**Data records:**
# # #
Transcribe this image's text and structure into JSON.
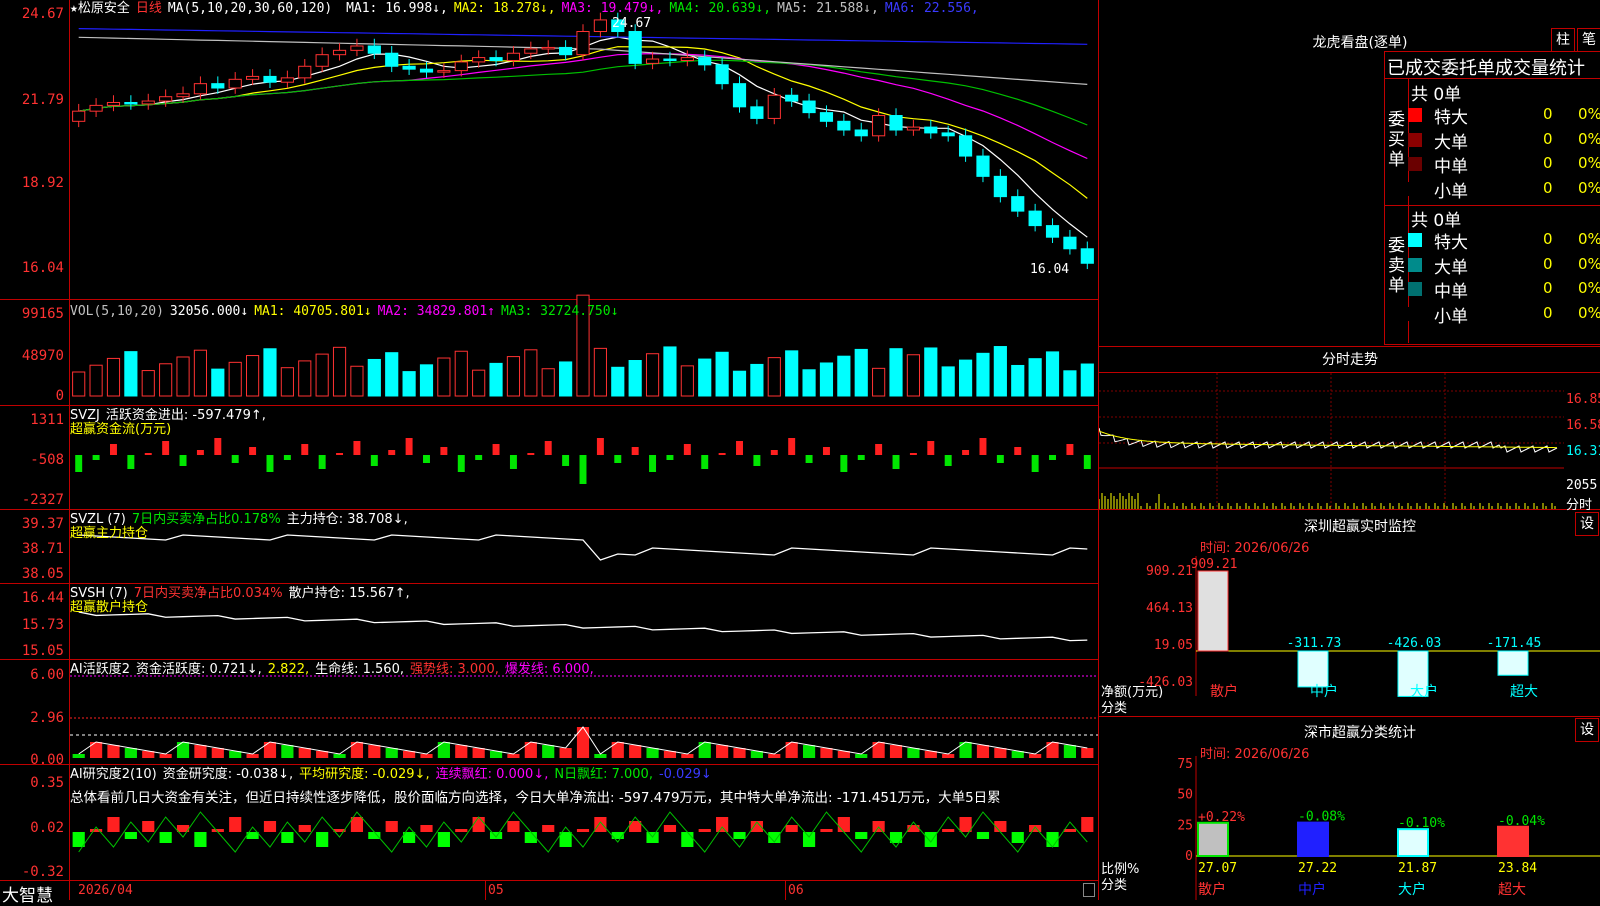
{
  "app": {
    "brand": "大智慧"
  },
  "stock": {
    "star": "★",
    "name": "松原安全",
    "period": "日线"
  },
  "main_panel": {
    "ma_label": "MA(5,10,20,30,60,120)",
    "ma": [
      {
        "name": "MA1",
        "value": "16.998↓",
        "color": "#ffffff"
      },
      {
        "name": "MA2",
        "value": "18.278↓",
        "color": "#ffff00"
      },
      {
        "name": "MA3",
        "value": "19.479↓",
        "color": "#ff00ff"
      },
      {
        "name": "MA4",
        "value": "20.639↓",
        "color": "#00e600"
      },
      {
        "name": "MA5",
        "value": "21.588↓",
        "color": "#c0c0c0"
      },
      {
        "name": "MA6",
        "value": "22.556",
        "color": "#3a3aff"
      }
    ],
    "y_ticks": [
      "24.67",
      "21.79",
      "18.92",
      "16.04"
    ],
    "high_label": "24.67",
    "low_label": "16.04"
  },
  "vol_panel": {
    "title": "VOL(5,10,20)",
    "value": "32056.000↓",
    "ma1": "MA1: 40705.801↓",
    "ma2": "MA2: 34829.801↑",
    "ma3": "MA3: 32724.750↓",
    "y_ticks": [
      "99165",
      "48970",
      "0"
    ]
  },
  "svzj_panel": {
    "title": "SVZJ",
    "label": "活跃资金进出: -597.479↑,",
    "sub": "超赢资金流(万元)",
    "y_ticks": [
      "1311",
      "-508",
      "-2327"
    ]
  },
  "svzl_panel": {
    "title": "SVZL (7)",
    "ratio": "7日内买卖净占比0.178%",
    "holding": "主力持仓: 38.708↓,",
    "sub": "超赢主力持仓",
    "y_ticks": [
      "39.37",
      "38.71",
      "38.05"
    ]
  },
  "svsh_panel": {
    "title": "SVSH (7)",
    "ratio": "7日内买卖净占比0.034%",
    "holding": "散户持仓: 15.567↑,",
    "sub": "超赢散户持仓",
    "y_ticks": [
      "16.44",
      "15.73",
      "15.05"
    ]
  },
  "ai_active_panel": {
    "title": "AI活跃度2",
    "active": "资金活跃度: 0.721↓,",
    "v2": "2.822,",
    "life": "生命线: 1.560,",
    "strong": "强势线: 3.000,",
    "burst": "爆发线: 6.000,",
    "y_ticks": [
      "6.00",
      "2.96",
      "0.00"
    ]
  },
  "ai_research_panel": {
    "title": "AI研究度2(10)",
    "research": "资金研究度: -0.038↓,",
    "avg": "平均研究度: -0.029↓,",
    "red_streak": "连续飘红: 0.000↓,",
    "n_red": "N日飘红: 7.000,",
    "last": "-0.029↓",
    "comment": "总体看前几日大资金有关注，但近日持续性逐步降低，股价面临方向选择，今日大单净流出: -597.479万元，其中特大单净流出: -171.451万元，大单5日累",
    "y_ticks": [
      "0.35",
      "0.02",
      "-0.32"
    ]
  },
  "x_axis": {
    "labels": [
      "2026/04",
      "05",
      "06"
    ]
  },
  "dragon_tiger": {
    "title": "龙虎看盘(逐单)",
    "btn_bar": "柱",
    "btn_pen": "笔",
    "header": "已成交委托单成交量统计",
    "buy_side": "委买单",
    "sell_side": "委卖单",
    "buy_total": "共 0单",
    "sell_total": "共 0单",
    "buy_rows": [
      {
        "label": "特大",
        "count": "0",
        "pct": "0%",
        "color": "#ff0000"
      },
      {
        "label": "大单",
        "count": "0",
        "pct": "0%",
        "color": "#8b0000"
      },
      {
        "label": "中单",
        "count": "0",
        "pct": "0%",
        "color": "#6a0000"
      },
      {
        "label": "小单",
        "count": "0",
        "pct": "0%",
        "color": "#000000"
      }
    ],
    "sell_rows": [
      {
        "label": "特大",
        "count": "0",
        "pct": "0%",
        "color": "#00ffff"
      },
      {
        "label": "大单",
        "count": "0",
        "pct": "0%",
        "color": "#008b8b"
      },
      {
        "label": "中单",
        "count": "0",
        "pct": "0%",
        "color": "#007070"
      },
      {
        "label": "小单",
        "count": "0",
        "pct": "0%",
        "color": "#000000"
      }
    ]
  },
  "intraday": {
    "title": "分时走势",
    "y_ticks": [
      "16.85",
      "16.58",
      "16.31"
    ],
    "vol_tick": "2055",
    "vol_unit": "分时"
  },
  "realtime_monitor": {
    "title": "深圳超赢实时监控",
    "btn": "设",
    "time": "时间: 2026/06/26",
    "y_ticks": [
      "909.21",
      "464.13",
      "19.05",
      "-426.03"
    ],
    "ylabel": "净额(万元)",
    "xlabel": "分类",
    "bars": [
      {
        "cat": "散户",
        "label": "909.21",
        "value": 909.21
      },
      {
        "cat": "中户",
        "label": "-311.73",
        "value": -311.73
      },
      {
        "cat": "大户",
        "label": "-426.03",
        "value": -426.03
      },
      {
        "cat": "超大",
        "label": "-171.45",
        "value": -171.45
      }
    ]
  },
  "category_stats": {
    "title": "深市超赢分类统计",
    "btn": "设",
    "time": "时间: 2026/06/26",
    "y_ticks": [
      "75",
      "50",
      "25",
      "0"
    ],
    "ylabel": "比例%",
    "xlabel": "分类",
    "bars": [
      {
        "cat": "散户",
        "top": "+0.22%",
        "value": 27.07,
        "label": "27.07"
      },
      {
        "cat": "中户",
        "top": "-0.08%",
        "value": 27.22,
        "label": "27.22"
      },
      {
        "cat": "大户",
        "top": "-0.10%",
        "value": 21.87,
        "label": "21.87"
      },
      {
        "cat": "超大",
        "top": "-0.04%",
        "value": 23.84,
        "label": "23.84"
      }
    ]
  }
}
# # #
**EXERCISE:** Copy every line that includes the string "ratio" from the material above.

**OUTPUT OF THE TASK:**
    "ratio": "7日内买卖净占比0.178%",
    "ratio": "7日内买卖净占比0.034%",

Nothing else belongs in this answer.